[START MATERIAL FOR THIS TASK]
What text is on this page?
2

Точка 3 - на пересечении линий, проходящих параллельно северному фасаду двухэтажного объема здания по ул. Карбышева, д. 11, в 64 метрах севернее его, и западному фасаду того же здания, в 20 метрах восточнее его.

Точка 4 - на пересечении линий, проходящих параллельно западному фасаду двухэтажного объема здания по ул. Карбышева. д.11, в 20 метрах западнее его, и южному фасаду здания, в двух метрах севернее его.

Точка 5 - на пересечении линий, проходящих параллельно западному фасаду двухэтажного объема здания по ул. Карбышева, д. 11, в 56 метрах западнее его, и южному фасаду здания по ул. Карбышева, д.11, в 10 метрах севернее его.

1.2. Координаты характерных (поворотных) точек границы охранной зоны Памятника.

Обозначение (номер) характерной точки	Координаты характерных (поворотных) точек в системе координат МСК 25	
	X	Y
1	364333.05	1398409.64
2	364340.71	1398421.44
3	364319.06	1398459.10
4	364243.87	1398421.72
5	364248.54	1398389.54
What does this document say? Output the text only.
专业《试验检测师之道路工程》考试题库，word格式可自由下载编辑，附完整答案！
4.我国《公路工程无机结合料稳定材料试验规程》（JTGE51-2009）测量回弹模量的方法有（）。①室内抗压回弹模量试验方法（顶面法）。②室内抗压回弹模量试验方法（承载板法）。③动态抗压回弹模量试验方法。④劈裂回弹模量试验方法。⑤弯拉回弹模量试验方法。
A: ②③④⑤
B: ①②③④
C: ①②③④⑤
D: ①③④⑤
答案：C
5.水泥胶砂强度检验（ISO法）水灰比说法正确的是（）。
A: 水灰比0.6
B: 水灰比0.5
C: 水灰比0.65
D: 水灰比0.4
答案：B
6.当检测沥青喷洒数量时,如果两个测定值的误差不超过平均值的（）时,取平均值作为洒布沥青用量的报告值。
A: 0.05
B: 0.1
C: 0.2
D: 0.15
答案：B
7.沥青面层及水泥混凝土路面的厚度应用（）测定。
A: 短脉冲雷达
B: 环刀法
[END MATERIAL FOR THIS TASK]
Whenever "фасаду" turns up in a line, pick that line out.

◆ RESPONSE FOR THIS EXERCISE
Точка 3 - на пересечении линий, проходящих параллельно северному фасаду двухэтажного объема здания по ул. Карбышева, д. 11, в 64 метрах севернее его, и западному фасаду того же здания, в 20 метрах восточнее его.
Точка 4 - на пересечении линий, проходящих параллельно западному фасаду двухэтажного объема здания по ул. Карбышева. д.11, в 20 метрах западнее его, и южному фасаду здания, в двух метрах севернее его.
Точка 5 - на пересечении линий, проходящих параллельно западному фасаду двухэтажного объема здания по ул. Карбышева, д. 11, в 56 метрах западнее его, и южному фасаду здания по ул. Карбышева, д.11, в 10 метрах севернее его.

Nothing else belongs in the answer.